From the entries below, copy out every line with "παράγει" in it.

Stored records
+---+

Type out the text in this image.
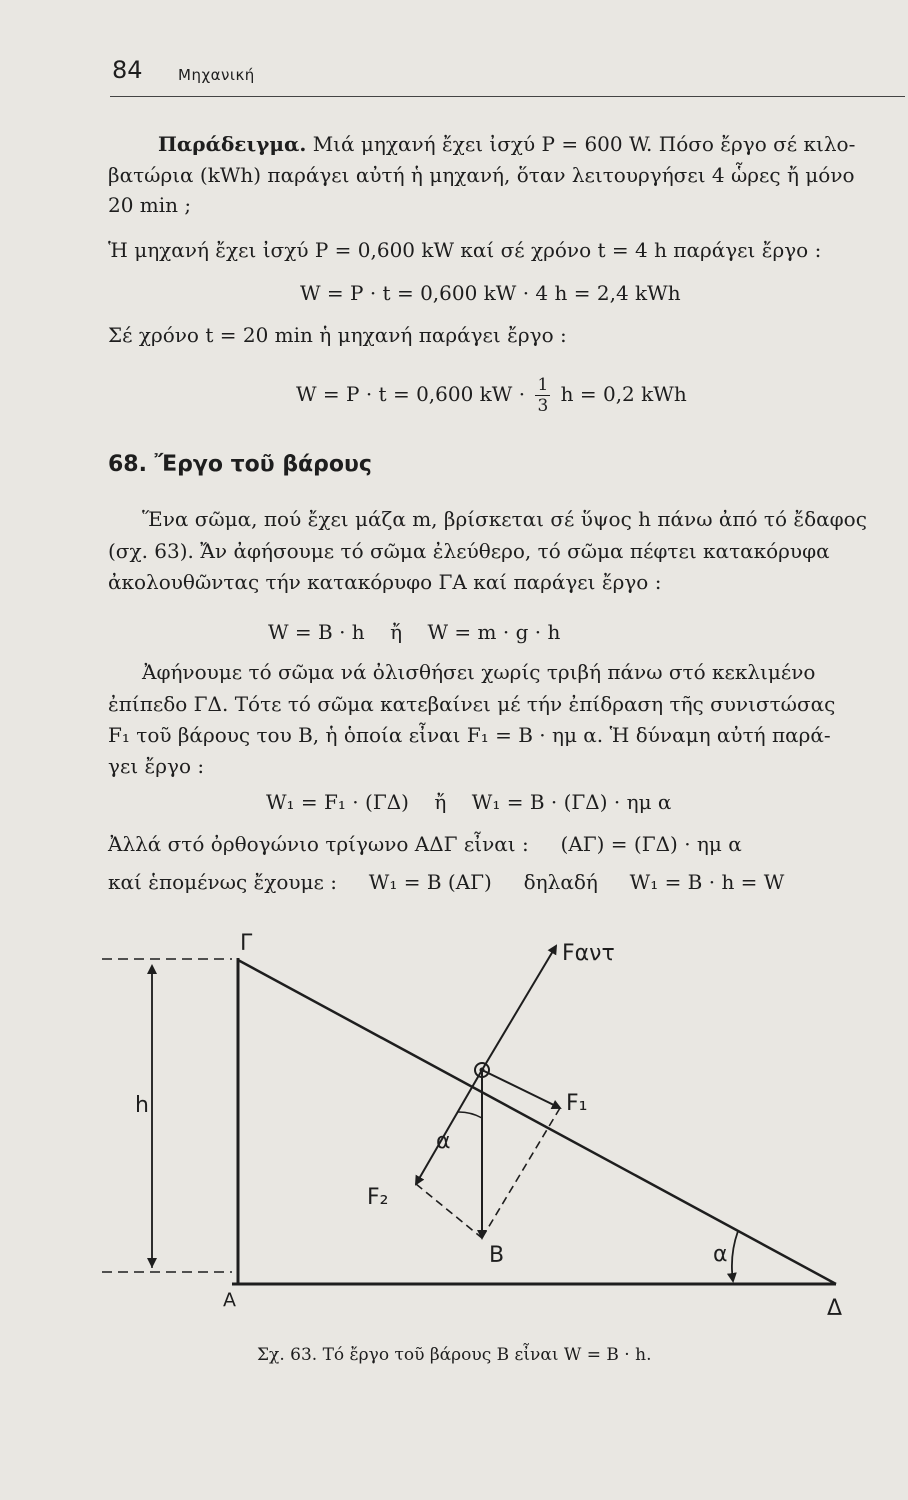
84 Μηχανική
Παράδειγμα. Μιά μηχανή ἔχει ἰσχύ P = 600 W. Πόσο ἔργο σέ κιλο-
βατώρια (kWh) παράγει αὐτή ἡ μηχανή, ὅταν λειτουργήσει 4 ὧρες ἤ μόνο
20 min ;
Ἡ μηχανή ἔχει ἰσχύ P = 0,600 kW καί σέ χρόνο t = 4 h παράγει ἔργο :
W = P · t = 0,600 kW · 4 h = 2,4 kWh
Σέ χρόνο t = 20 min ἡ μηχανή παράγει ἔργο :
W = P · t = 0,600 kW · $\frac{1}{3}$ h = 0,2 kWh
68. Ἔργο τοῦ βάρους
Ἕνα σῶμα, πού ἔχει μάζα m, βρίσκεται σέ ὕψος h πάνω ἀπό τό ἔδαφος
(σχ. 63). Ἄν ἀφήσουμε τό σῶμα ἐλεύθερο, τό σῶμα πέφτει κατακόρυφα
ἀκολουθῶντας τήν κατακόρυφο ΓΑ καί παράγει ἔργο :
W = B · h    ἤ    W = m · g · h
Ἀφήνουμε τό σῶμα νά ὀλισθήσει χωρίς τριβή πάνω στό κεκλιμένο
ἐπίπεδο ΓΔ. Τότε τό σῶμα κατεβαίνει μέ τήν ἐπίδραση τῆς συνιστώσας
F₁ τοῦ βάρους του Β, ἡ ὁποία εἶναι F₁ = B · ημ α. Ἡ δύναμη αὐτή παρά-
γει ἔργο :
W₁ = F₁ · (ΓΔ)    ἤ    W₁ = B · (ΓΔ) · ημ α
Ἀλλά στό ὀρθογώνιο τρίγωνο ΑΔΓ εἶναι :     (ΑΓ) = (ΓΔ) · ημ α
καί ἑπομένως ἔχουμε :     W₁ = B (ΑΓ)     δηλαδή     W₁ = B · h = W
Γ
Α	Δ
h
α
α
Β
F₁
F₂
Fαντ
Σχ. 63. Τό ἔργο τοῦ βάρους Β εἶναι W = B · h.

+---+

## CORRECT OUTPUT
βατώρια (kWh) παράγει αὐτή ἡ μηχανή, ὅταν λειτουργήσει 4 ὧρες ἤ μόνο
Ἡ μηχανή ἔχει ἰσχύ P = 0,600 kW καί σέ χρόνο t = 4 h παράγει ἔργο :
Σέ χρόνο t = 20 min ἡ μηχανή παράγει ἔργο :
ἀκολουθῶντας τήν κατακόρυφο ΓΑ καί παράγει ἔργο :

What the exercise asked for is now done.